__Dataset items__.
******************************

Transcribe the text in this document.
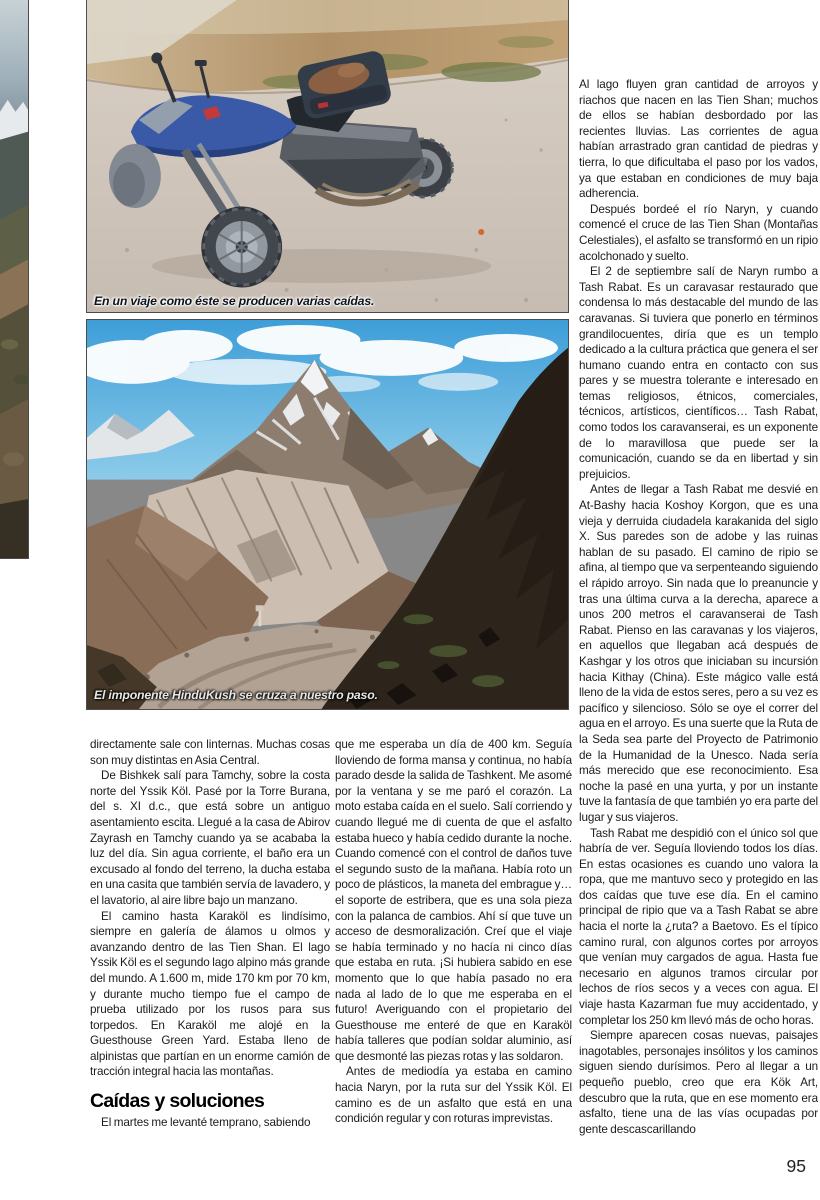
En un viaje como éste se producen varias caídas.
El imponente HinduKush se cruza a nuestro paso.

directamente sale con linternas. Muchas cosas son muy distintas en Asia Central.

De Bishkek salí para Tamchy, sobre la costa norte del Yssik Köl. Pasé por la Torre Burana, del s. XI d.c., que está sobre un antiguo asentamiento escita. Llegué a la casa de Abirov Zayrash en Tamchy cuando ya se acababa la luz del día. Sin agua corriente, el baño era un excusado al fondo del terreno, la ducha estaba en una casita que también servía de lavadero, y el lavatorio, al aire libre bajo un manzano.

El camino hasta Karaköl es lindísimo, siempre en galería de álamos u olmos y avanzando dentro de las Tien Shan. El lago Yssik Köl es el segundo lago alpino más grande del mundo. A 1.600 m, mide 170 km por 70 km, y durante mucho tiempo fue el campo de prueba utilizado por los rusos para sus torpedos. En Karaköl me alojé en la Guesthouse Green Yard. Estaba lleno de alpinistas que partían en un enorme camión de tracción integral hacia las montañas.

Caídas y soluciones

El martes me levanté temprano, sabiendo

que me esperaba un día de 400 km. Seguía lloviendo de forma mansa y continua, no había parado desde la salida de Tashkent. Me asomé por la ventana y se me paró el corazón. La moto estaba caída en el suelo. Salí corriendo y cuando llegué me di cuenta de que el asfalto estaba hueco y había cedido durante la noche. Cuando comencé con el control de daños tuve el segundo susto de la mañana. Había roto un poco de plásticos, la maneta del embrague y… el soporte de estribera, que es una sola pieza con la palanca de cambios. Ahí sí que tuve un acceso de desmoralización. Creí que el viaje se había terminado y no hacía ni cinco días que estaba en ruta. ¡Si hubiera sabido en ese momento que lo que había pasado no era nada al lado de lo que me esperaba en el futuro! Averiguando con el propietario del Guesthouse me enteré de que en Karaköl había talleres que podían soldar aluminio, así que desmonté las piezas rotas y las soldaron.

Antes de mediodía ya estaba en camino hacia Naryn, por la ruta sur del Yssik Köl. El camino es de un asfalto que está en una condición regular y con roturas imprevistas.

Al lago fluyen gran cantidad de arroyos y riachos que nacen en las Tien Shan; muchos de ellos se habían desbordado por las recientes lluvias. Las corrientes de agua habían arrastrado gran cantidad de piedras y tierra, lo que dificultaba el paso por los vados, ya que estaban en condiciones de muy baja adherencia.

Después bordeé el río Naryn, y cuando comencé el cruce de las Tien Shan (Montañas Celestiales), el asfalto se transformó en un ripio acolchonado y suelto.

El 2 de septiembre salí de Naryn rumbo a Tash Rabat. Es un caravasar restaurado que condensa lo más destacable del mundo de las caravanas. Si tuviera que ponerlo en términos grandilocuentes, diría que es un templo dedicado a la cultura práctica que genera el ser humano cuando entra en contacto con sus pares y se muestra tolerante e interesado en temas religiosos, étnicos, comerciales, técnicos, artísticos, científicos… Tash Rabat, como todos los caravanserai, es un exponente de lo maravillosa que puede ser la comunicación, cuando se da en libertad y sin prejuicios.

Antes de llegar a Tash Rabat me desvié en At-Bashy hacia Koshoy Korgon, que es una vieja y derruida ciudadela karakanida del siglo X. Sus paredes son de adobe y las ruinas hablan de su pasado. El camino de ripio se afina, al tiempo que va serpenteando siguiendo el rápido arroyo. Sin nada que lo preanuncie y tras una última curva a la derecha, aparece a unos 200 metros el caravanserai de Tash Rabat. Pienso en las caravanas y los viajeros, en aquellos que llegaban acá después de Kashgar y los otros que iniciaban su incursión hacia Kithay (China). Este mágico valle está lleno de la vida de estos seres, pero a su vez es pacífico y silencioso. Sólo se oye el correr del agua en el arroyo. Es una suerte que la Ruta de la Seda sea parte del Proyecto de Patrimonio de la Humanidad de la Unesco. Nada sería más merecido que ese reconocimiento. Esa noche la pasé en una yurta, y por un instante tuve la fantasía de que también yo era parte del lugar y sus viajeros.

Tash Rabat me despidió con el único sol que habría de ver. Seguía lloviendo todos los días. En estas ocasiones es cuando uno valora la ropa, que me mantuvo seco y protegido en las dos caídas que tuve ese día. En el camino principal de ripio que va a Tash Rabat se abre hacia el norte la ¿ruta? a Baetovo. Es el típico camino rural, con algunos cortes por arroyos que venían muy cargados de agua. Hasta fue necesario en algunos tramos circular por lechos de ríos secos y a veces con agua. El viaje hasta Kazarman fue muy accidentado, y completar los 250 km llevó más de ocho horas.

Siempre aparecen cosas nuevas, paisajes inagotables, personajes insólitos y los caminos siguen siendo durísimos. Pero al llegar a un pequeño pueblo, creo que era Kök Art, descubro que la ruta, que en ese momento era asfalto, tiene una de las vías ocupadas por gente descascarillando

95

******************************

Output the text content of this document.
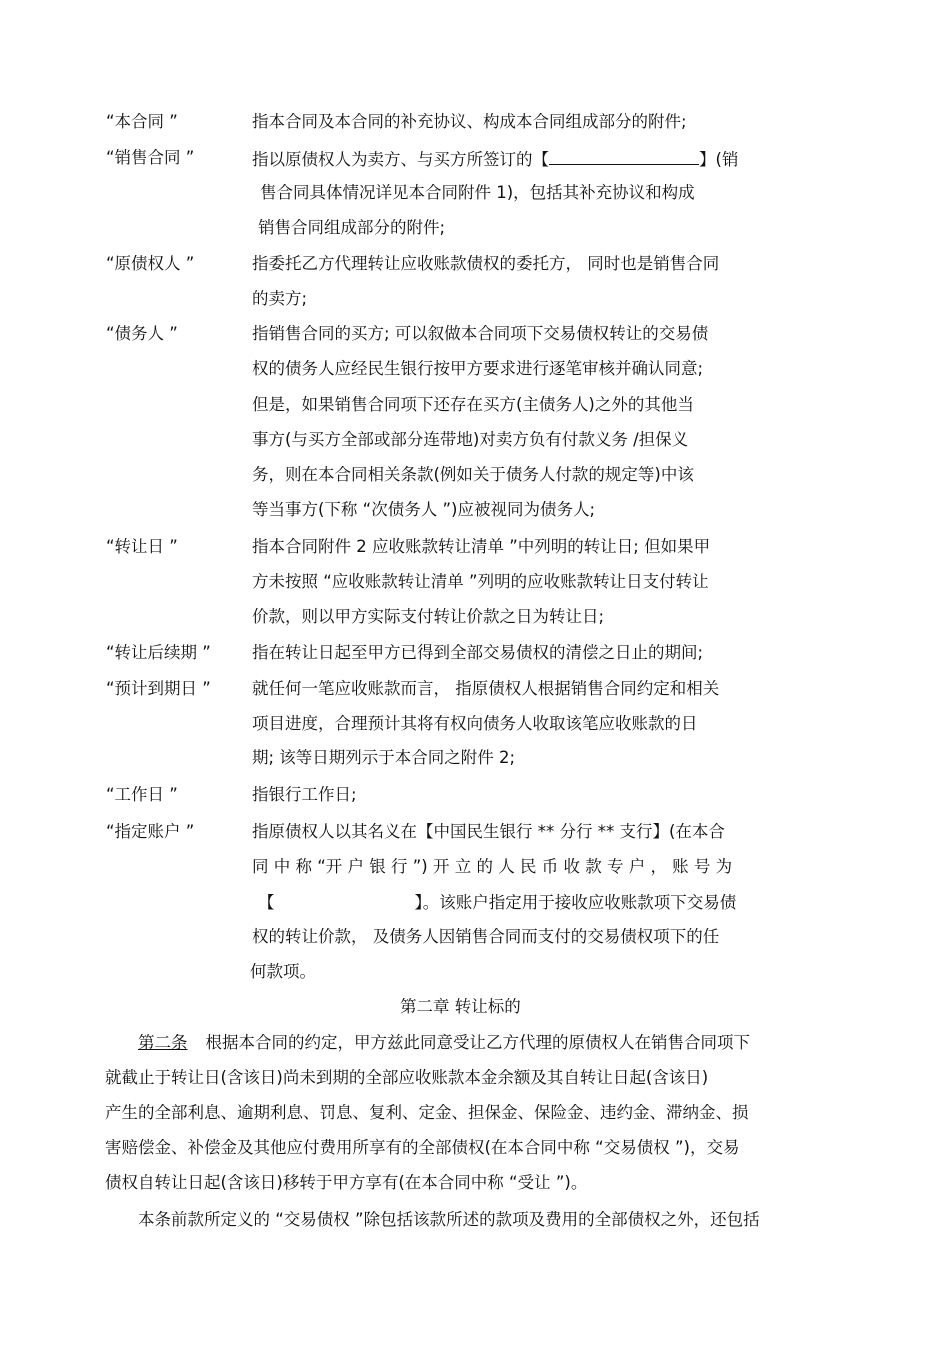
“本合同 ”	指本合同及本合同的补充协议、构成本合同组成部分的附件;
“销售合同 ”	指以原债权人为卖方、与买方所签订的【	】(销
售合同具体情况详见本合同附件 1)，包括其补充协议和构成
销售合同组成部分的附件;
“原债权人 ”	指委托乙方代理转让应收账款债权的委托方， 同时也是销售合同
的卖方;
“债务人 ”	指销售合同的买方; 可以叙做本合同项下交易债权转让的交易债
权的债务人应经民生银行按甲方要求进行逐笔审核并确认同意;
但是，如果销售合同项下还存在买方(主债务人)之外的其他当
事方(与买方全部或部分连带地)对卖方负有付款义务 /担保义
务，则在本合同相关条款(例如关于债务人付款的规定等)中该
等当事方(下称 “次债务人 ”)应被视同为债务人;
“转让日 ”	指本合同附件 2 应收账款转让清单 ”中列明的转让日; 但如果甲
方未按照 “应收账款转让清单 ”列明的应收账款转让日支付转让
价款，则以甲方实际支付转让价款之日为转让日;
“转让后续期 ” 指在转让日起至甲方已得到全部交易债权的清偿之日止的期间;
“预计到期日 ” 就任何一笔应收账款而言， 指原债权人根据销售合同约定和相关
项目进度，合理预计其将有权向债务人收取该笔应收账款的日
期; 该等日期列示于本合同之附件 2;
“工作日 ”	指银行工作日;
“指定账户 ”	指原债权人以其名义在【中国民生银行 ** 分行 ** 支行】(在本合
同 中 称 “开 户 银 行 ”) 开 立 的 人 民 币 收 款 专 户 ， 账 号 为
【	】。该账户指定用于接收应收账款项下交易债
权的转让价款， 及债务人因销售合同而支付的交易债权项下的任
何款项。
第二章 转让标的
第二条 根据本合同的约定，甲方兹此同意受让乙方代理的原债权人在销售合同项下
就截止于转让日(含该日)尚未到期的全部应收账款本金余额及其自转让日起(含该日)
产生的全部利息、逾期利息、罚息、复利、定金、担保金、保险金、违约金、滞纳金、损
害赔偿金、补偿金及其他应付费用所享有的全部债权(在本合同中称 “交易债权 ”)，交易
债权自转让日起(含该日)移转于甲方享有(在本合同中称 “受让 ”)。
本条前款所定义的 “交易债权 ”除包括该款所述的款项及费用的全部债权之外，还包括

******************************

Scan the lines for the string "días". Copy out each line that matches.

__Task response__.
que me esperaba un día de 400 km. Seguía lloviendo de forma mansa y continua, no había parado desde la salida de Tashkent. Me asomé por la ventana y se me paró el corazón. La moto estaba caída en el suelo. Salí corriendo y cuando llegué me di cuenta de que el asfalto estaba hueco y había cedido durante la noche. Cuando comencé con el control de daños tuve el segundo susto de la mañana. Había roto un poco de plásticos, la maneta del embrague y… el soporte de estribera, que es una sola pieza con la palanca de cambios. Ahí sí que tuve un acceso de desmoralización. Creí que el viaje se había terminado y no hacía ni cinco días que estaba en ruta. ¡Si hubiera sabido en ese momento que lo que había pasado no era nada al lado de lo que me esperaba en el futuro! Averiguando con el propietario del Guesthouse me enteré de que en Karaköl había talleres que podían soldar aluminio, así que desmonté las piezas rotas y las soldaron.
Tash Rabat me despidió con el único sol que habría de ver. Seguía lloviendo todos los días. En estas ocasiones es cuando uno valora la ropa, que me mantuvo seco y protegido en las dos caídas que tuve ese día. En el camino principal de ripio que va a Tash Rabat se abre hacia el norte la ¿ruta? a Baetovo. Es el típico camino rural, con algunos cortes por arroyos que venían muy cargados de agua. Hasta fue necesario en algunos tramos circular por lechos de ríos secos y a veces con agua. El viaje hasta Kazarman fue muy accidentado, y completar los 250 km llevó más de ocho horas.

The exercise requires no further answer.